Gather all lines in the records below that include the word "JSON".

# DATA SUPPLIED start

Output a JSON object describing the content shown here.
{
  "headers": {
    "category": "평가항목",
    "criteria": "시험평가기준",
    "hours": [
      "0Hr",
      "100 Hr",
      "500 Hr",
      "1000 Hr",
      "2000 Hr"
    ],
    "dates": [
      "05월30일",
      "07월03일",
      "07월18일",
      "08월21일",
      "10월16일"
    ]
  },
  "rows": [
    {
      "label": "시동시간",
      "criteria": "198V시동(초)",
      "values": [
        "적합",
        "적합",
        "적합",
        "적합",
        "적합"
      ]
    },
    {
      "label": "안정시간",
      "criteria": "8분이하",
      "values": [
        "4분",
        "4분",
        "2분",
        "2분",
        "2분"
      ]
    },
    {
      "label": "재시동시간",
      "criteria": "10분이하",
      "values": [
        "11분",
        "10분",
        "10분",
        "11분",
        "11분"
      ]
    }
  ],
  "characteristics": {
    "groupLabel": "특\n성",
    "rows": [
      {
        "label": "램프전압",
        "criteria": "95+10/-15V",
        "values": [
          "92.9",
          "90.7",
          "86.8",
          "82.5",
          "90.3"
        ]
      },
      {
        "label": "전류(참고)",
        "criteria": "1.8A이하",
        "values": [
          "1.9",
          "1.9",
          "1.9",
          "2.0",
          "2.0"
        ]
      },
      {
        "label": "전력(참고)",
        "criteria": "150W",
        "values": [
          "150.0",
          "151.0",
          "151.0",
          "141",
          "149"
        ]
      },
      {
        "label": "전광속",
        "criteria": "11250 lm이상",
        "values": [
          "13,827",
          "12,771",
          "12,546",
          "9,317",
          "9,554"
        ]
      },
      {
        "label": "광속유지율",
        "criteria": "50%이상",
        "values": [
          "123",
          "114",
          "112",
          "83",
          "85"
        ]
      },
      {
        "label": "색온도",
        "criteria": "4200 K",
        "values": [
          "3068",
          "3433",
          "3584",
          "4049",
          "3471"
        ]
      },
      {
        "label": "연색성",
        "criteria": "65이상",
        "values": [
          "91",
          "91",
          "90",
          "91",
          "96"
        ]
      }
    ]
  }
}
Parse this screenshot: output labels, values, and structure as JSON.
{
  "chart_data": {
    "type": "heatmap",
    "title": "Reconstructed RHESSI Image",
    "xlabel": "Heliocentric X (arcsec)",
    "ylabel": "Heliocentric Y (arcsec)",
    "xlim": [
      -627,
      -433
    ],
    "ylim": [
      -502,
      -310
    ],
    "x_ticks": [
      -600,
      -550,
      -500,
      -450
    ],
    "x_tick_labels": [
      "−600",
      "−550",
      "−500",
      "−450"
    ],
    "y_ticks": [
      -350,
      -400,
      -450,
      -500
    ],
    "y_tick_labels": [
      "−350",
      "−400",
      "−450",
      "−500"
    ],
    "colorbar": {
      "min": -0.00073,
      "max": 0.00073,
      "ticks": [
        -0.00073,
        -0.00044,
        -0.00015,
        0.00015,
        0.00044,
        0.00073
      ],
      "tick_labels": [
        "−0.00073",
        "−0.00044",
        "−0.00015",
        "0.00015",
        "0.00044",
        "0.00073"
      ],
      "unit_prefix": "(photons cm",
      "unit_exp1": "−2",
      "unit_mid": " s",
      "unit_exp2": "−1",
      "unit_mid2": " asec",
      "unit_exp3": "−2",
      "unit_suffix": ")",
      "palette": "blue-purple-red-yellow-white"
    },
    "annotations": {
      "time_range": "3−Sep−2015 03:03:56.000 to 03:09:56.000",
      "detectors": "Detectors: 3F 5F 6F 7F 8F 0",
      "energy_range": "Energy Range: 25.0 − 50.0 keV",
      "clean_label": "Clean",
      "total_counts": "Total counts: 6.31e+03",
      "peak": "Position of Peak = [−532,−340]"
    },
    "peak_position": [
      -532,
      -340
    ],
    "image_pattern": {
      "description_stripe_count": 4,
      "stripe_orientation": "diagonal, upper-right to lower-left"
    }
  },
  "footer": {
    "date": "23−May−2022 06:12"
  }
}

# DATA SUPPLIED end

● ANSWER TO THE PROBLEM:
Output a JSON object describing the content shown here.
Parse this screenshot: output labels, values, and structure as JSON.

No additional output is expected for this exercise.